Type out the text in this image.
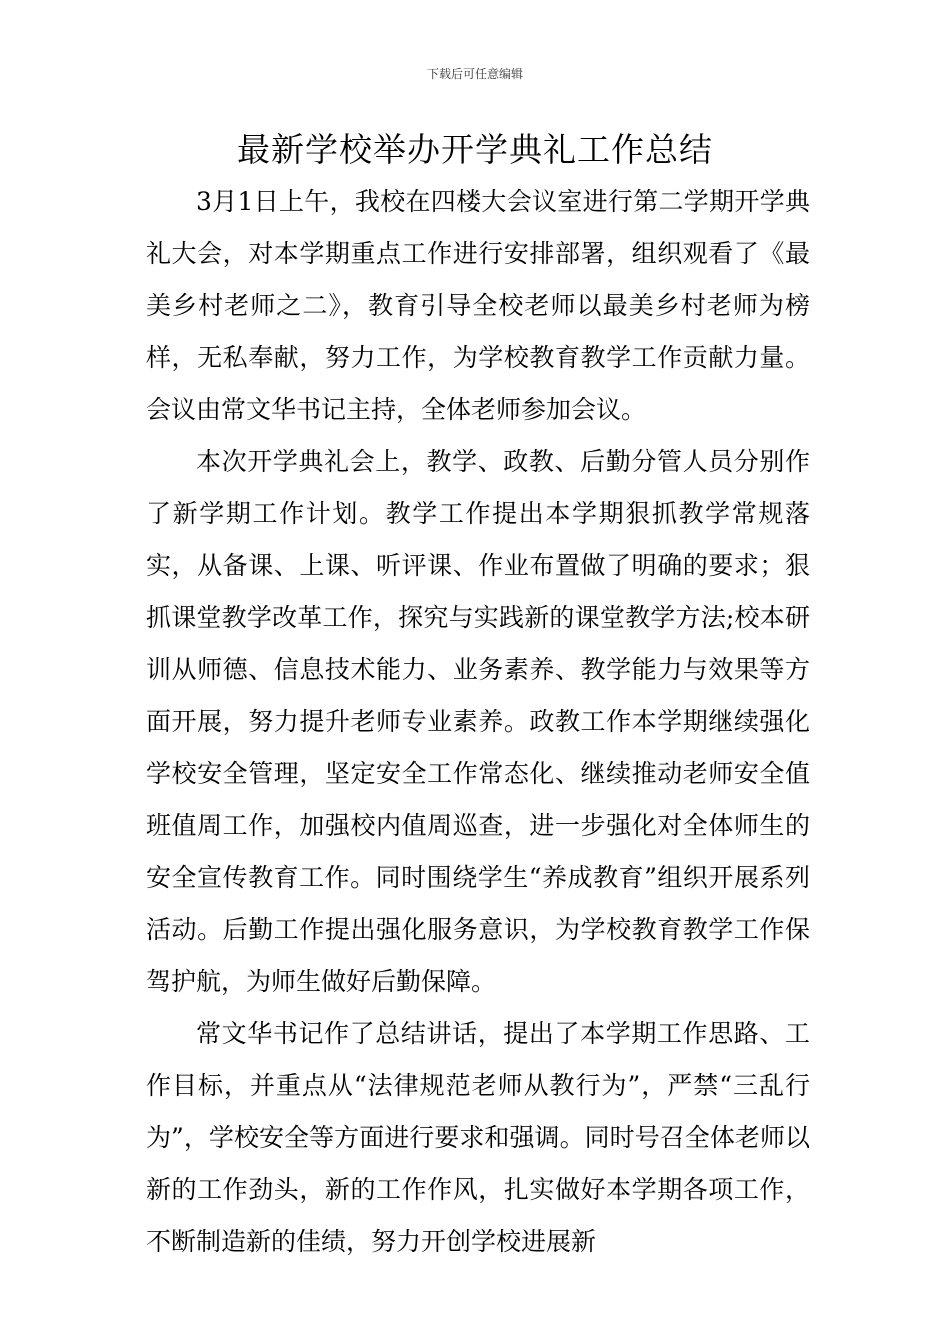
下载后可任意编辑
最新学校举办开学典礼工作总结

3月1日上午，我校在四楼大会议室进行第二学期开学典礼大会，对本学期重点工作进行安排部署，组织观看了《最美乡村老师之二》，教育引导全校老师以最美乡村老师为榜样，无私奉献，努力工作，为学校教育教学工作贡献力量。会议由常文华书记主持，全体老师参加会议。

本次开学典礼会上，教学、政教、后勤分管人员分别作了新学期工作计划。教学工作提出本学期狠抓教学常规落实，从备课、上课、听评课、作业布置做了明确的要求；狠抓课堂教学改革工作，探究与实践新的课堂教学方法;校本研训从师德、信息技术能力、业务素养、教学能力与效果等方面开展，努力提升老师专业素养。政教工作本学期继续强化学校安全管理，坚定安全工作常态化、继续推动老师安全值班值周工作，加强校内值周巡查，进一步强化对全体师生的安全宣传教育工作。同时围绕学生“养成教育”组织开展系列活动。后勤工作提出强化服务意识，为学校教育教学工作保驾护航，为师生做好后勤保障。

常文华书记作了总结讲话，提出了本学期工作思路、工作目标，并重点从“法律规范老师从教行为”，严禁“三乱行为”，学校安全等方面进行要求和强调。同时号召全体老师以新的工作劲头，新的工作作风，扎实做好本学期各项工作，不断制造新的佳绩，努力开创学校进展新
========================================================================
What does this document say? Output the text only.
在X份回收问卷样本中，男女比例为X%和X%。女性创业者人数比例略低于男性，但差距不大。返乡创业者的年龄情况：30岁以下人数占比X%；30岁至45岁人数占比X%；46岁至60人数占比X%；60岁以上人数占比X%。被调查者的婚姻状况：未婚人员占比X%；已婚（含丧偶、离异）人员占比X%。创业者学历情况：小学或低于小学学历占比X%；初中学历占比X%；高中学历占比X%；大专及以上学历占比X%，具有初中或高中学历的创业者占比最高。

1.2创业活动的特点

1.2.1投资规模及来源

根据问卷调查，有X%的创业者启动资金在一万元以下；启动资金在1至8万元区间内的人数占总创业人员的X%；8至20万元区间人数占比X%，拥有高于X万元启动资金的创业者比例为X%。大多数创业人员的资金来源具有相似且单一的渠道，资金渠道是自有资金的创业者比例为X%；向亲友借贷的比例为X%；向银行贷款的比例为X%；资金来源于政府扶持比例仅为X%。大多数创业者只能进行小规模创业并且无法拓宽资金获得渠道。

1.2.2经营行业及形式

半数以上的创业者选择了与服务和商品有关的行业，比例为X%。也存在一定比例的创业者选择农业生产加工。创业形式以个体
========================================================================
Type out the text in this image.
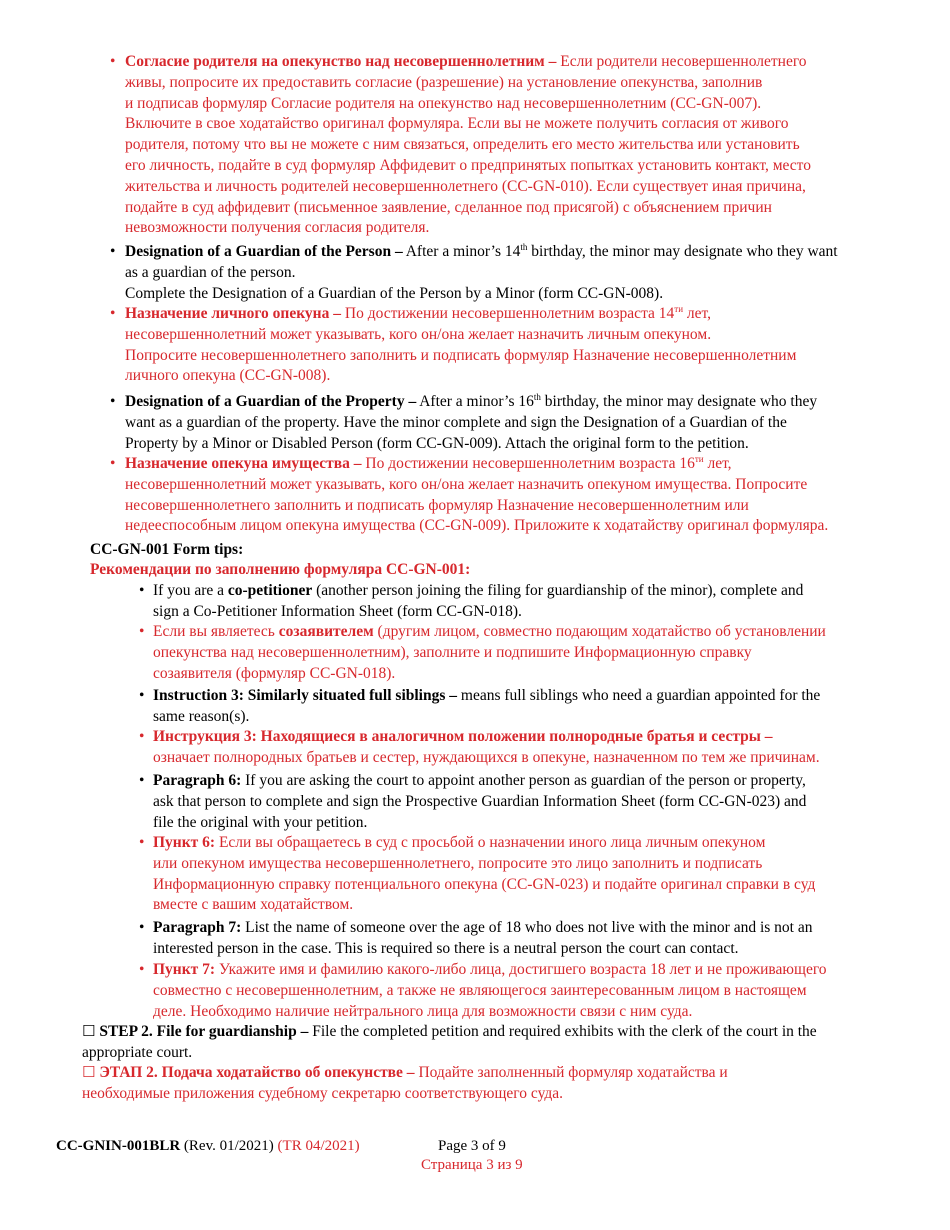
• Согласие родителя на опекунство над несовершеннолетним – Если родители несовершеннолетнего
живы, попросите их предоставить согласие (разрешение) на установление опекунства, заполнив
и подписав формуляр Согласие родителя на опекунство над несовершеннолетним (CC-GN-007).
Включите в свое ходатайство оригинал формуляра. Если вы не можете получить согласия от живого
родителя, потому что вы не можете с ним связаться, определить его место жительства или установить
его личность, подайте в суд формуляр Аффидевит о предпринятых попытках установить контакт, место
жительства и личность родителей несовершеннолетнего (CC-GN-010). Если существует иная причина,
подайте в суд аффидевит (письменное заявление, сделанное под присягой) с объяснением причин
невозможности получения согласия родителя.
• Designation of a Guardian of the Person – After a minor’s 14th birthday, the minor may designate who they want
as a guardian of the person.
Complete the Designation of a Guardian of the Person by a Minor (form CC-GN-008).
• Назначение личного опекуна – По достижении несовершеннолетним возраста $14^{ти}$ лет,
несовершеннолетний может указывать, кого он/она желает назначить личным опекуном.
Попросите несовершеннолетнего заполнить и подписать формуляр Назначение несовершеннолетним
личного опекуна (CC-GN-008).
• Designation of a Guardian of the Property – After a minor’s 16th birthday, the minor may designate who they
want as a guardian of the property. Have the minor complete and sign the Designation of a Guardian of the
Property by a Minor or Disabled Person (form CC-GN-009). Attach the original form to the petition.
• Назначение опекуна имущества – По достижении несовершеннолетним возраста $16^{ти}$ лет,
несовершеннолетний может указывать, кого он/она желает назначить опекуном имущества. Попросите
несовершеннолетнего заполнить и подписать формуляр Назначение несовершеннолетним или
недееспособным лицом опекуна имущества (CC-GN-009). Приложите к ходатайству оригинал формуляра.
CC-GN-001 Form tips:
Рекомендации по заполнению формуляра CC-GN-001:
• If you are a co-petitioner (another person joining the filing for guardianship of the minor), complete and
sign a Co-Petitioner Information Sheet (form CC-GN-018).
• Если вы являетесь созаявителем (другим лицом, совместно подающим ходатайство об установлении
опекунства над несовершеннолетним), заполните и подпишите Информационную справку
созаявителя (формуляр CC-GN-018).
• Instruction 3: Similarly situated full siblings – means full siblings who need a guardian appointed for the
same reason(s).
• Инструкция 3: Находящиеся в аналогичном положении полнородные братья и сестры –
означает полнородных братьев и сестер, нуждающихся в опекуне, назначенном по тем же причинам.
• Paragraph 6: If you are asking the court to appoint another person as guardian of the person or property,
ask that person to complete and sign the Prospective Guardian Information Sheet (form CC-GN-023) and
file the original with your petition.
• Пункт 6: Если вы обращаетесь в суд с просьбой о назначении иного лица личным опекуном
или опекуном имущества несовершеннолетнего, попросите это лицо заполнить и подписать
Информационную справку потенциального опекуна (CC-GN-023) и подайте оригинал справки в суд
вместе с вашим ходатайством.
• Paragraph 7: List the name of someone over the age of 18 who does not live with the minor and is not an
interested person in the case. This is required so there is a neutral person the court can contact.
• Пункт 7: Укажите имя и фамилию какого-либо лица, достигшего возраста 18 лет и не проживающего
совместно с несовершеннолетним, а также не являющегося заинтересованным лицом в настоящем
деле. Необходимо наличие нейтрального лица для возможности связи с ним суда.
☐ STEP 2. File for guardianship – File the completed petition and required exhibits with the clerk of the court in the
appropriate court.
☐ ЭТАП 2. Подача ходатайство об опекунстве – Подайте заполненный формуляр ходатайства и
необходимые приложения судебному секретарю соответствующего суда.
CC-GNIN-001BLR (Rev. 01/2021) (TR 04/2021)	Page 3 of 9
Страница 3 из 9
========================================================================
## [SET EXERCISE]
Say how many lines in the records hold "установить", with the number as the whole reply.

## [RESPONSE BELOW]
2